**Requirements**. Transcribe the listing exactly, leaving out every picture.

Start of Listed entries

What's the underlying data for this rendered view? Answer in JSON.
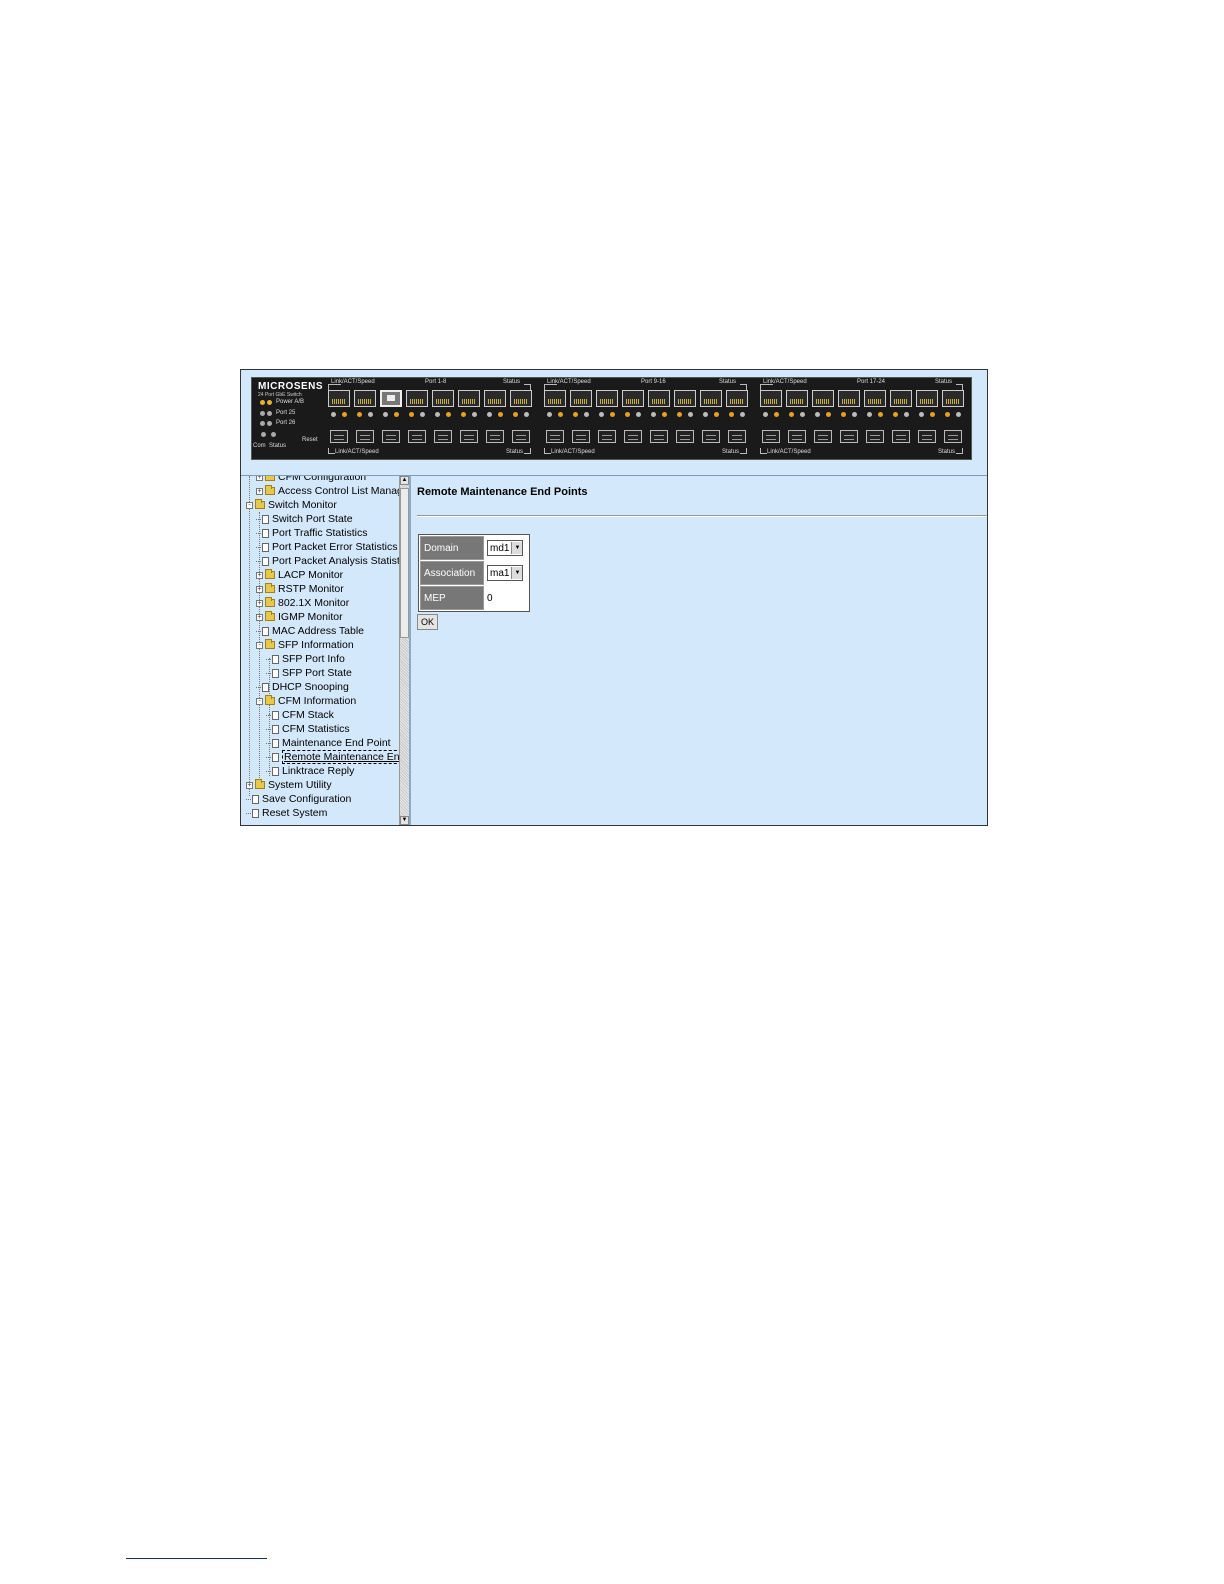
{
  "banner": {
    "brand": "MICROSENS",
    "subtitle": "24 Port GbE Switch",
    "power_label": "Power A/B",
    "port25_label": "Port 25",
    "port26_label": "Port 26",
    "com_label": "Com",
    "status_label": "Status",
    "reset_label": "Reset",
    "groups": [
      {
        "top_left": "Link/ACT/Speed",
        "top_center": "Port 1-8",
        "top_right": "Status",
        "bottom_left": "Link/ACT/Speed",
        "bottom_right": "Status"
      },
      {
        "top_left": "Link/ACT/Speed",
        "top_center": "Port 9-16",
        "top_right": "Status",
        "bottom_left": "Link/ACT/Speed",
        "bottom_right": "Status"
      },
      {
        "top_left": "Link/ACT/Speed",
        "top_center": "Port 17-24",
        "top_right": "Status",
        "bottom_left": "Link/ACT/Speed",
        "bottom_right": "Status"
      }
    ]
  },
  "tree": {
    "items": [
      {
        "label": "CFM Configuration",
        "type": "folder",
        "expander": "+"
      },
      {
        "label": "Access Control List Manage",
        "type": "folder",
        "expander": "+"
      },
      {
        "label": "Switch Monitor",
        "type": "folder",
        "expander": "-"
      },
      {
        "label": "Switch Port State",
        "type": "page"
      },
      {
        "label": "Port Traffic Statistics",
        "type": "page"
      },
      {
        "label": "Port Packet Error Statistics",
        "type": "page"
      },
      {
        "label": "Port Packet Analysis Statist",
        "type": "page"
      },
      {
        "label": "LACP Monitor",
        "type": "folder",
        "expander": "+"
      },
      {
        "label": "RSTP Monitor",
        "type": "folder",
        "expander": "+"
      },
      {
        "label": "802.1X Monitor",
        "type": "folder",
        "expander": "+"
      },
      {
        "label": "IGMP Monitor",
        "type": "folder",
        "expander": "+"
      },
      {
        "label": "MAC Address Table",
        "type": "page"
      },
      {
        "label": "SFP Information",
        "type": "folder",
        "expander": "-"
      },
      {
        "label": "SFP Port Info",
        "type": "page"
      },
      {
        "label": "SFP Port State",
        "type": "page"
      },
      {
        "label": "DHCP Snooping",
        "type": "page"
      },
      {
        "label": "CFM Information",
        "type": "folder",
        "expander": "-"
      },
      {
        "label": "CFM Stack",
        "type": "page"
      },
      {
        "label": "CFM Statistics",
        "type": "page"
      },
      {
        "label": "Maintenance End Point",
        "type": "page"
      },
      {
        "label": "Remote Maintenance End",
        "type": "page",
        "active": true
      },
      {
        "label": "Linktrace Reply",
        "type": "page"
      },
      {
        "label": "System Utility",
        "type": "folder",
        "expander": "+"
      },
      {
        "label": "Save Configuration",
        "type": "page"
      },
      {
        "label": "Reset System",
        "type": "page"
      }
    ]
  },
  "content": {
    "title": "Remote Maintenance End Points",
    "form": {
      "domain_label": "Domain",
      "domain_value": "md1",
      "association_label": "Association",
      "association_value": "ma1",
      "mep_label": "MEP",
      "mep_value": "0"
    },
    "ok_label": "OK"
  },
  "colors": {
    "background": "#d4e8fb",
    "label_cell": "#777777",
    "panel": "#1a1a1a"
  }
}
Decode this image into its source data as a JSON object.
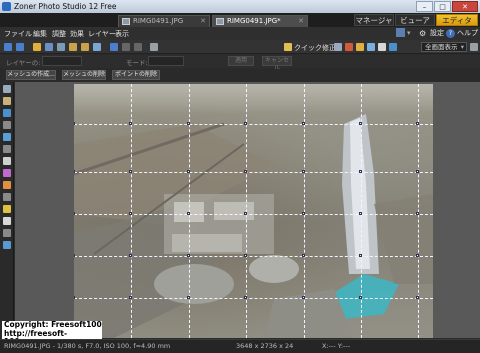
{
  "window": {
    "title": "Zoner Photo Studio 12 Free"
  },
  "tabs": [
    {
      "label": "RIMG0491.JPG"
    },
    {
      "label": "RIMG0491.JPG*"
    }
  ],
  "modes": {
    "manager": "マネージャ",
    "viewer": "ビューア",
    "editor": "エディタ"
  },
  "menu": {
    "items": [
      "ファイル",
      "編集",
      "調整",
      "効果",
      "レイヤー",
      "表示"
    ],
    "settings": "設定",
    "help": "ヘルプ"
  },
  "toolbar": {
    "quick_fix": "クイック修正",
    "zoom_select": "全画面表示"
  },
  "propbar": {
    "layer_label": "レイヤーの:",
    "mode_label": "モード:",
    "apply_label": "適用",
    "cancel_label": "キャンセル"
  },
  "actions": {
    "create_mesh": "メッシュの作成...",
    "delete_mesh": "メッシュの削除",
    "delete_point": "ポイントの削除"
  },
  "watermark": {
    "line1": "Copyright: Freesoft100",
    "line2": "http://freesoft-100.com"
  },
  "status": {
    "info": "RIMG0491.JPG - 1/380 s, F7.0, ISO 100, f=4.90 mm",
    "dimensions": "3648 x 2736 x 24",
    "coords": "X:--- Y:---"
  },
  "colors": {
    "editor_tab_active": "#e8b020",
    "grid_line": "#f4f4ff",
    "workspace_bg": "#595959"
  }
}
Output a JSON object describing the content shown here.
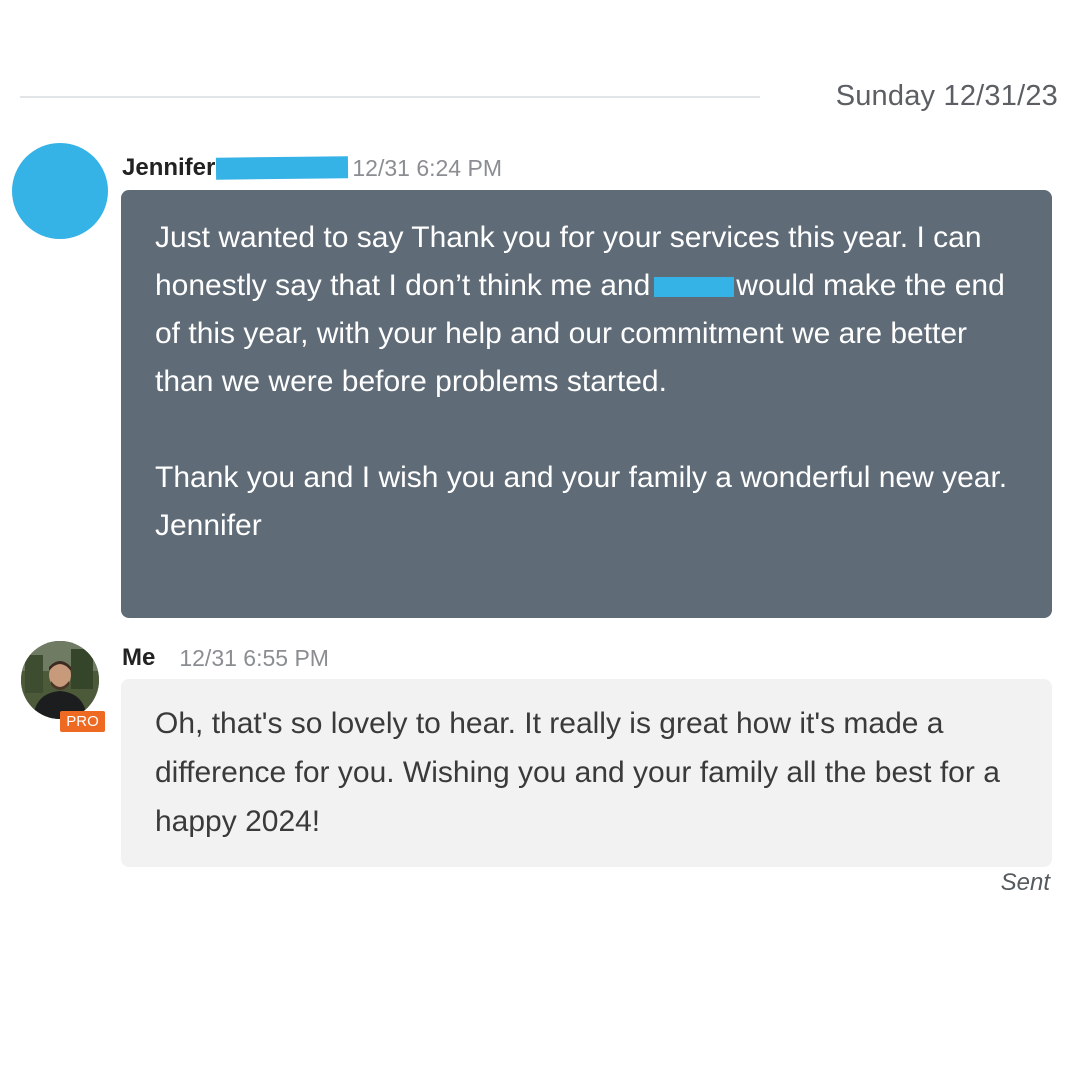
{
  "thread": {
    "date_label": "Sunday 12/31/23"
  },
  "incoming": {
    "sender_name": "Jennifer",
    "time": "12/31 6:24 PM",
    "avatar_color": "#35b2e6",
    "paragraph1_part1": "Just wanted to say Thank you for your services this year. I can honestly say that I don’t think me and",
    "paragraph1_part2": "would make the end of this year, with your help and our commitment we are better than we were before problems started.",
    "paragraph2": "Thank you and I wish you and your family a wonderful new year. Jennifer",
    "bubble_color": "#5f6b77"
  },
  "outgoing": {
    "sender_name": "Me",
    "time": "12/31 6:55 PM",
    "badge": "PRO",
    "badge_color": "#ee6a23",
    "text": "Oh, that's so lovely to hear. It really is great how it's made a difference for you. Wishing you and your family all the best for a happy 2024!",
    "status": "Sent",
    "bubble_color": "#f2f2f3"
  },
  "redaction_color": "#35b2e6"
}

End of Listed entries

**Task response**.
What's the underlying data for this rendered view? Answer in JSON.
{
  "banner": {
    "brand": "MICROSENS",
    "subtitle": "24 Port GbE Switch",
    "power_label": "Power A/B",
    "port25_label": "Port 25",
    "port26_label": "Port 26",
    "com_label": "Com",
    "status_label": "Status",
    "reset_label": "Reset",
    "groups": [
      {
        "top_left": "Link/ACT/Speed",
        "top_center": "Port 1-8",
        "top_right": "Status",
        "bottom_left": "Link/ACT/Speed",
        "bottom_right": "Status"
      },
      {
        "top_left": "Link/ACT/Speed",
        "top_center": "Port 9-16",
        "top_right": "Status",
        "bottom_left": "Link/ACT/Speed",
        "bottom_right": "Status"
      },
      {
        "top_left": "Link/ACT/Speed",
        "top_center": "Port 17-24",
        "top_right": "Status",
        "bottom_left": "Link/ACT/Speed",
        "bottom_right": "Status"
      }
    ]
  },
  "tree": {
    "items": [
      {
        "label": "CFM Configuration",
        "type": "folder",
        "expander": "+"
      },
      {
        "label": "Access Control List Manage",
        "type": "folder",
        "expander": "+"
      },
      {
        "label": "Switch Monitor",
        "type": "folder",
        "expander": "-"
      },
      {
        "label": "Switch Port State",
        "type": "page"
      },
      {
        "label": "Port Traffic Statistics",
        "type": "page"
      },
      {
        "label": "Port Packet Error Statistics",
        "type": "page"
      },
      {
        "label": "Port Packet Analysis Statist",
        "type": "page"
      },
      {
        "label": "LACP Monitor",
        "type": "folder",
        "expander": "+"
      },
      {
        "label": "RSTP Monitor",
        "type": "folder",
        "expander": "+"
      },
      {
        "label": "802.1X Monitor",
        "type": "folder",
        "expander": "+"
      },
      {
        "label": "IGMP Monitor",
        "type": "folder",
        "expander": "+"
      },
      {
        "label": "MAC Address Table",
        "type": "page"
      },
      {
        "label": "SFP Information",
        "type": "folder",
        "expander": "-"
      },
      {
        "label": "SFP Port Info",
        "type": "page"
      },
      {
        "label": "SFP Port State",
        "type": "page"
      },
      {
        "label": "DHCP Snooping",
        "type": "page"
      },
      {
        "label": "CFM Information",
        "type": "folder",
        "expander": "-"
      },
      {
        "label": "CFM Stack",
        "type": "page"
      },
      {
        "label": "CFM Statistics",
        "type": "page"
      },
      {
        "label": "Maintenance End Point",
        "type": "page"
      },
      {
        "label": "Remote Maintenance End",
        "type": "page",
        "active": true
      },
      {
        "label": "Linktrace Reply",
        "type": "page"
      },
      {
        "label": "System Utility",
        "type": "folder",
        "expander": "+"
      },
      {
        "label": "Save Configuration",
        "type": "page"
      },
      {
        "label": "Reset System",
        "type": "page"
      }
    ]
  },
  "content": {
    "title": "Remote Maintenance End Points",
    "form": {
      "domain_label": "Domain",
      "domain_value": "md1",
      "association_label": "Association",
      "association_value": "ma1",
      "mep_label": "MEP",
      "mep_value": "0"
    },
    "ok_label": "OK"
  },
  "colors": {
    "background": "#d4e8fb",
    "label_cell": "#777777",
    "panel": "#1a1a1a"
  }
}
Decode this image into its source data as a JSON object.
{
  "window": {
    "title": "Zoner Photo Studio 12 Free"
  },
  "tabs": [
    {
      "label": "RIMG0491.JPG"
    },
    {
      "label": "RIMG0491.JPG*"
    }
  ],
  "modes": {
    "manager": "マネージャ",
    "viewer": "ビューア",
    "editor": "エディタ"
  },
  "menu": {
    "items": [
      "ファイル",
      "編集",
      "調整",
      "効果",
      "レイヤー",
      "表示"
    ],
    "settings": "設定",
    "help": "ヘルプ"
  },
  "toolbar": {
    "quick_fix": "クイック修正",
    "zoom_select": "全画面表示"
  },
  "propbar": {
    "layer_label": "レイヤーの:",
    "mode_label": "モード:",
    "apply_label": "適用",
    "cancel_label": "キャンセル"
  },
  "actions": {
    "create_mesh": "メッシュの作成...",
    "delete_mesh": "メッシュの削除",
    "delete_point": "ポイントの削除"
  },
  "watermark": {
    "line1": "Copyright: Freesoft100",
    "line2": "http://freesoft-100.com"
  },
  "status": {
    "info": "RIMG0491.JPG - 1/380 s, F7.0, ISO 100, f=4.90 mm",
    "dimensions": "3648 x 2736 x 24",
    "coords": "X:--- Y:---"
  },
  "colors": {
    "editor_tab_active": "#e8b020",
    "grid_line": "#f4f4ff",
    "workspace_bg": "#595959"
  }
}
Output a JSON object describing the content shown here.
{
  "thread": {
    "date_label": "Sunday 12/31/23"
  },
  "incoming": {
    "sender_name": "Jennifer",
    "time": "12/31 6:24 PM",
    "avatar_color": "#35b2e6",
    "paragraph1_part1": "Just wanted to say Thank you for your services this year. I can honestly say that I don’t think me and",
    "paragraph1_part2": "would make the end of this year, with your help and our commitment we are better than we were before problems started.",
    "paragraph2": "Thank you and I wish you and your family a wonderful new year. Jennifer",
    "bubble_color": "#5f6b77"
  },
  "outgoing": {
    "sender_name": "Me",
    "time": "12/31 6:55 PM",
    "badge": "PRO",
    "badge_color": "#ee6a23",
    "text": "Oh, that's so lovely to hear. It really is great how it's made a difference for you. Wishing you and your family all the best for a happy 2024!",
    "status": "Sent",
    "bubble_color": "#f2f2f3"
  },
  "redaction_color": "#35b2e6"
}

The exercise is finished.